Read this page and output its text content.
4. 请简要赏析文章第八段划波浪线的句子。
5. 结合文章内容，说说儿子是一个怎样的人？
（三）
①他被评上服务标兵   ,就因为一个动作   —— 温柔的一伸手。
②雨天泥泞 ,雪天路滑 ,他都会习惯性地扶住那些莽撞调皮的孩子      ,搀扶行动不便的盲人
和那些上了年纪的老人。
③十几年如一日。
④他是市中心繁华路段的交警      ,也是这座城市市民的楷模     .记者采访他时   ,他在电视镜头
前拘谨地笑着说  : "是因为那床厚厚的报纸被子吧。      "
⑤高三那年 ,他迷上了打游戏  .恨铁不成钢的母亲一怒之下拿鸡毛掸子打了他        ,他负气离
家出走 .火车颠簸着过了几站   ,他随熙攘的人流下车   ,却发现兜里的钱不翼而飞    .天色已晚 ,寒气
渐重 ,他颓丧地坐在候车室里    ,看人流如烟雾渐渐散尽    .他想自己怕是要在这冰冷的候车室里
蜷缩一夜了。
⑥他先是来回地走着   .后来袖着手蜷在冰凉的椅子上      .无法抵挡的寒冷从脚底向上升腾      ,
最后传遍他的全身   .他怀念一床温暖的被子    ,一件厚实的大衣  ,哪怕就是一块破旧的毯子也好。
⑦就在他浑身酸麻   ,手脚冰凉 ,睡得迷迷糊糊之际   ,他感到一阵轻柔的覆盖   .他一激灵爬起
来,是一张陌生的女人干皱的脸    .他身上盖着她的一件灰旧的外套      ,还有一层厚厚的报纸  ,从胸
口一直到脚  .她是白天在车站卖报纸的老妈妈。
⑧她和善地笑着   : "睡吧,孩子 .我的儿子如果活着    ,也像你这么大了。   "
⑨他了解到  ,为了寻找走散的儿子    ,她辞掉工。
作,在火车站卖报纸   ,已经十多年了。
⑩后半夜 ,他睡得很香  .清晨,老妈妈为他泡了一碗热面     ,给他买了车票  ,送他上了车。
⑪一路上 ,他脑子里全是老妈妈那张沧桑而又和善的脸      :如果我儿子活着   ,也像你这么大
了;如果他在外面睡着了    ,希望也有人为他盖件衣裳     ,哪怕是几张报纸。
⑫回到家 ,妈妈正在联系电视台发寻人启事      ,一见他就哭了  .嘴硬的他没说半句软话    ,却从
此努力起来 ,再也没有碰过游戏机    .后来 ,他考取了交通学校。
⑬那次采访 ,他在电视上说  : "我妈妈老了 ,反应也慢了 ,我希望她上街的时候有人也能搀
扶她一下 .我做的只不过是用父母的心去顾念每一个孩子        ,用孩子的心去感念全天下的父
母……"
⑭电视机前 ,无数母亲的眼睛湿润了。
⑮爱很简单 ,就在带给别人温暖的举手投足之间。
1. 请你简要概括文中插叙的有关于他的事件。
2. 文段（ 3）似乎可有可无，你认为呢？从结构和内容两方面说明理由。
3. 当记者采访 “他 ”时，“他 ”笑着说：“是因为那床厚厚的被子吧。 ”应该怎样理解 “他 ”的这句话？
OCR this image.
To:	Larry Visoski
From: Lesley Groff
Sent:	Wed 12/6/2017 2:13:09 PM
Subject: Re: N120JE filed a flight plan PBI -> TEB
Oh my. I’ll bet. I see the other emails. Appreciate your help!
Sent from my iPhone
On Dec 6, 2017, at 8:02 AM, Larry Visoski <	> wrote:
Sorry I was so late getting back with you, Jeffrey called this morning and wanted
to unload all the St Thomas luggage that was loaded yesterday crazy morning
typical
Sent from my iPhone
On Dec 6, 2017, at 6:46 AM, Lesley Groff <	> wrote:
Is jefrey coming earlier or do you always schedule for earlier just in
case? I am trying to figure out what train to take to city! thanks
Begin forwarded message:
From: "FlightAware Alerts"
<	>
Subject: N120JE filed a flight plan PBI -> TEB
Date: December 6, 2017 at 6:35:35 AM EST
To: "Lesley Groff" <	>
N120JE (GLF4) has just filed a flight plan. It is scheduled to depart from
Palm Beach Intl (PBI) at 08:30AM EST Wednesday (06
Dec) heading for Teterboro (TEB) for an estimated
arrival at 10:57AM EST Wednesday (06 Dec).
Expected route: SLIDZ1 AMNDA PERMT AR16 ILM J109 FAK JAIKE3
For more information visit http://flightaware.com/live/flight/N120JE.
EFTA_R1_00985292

====================

#### WHAT IS EXPECTED
Look through the data above. Find each line with the string "Groff" and copy it.

#### ANSWER BELOW
From: Lesley Groff
On Dec 6, 2017, at 6:46 AM, Lesley Groff <	> wrote:
To: "Lesley Groff" <	>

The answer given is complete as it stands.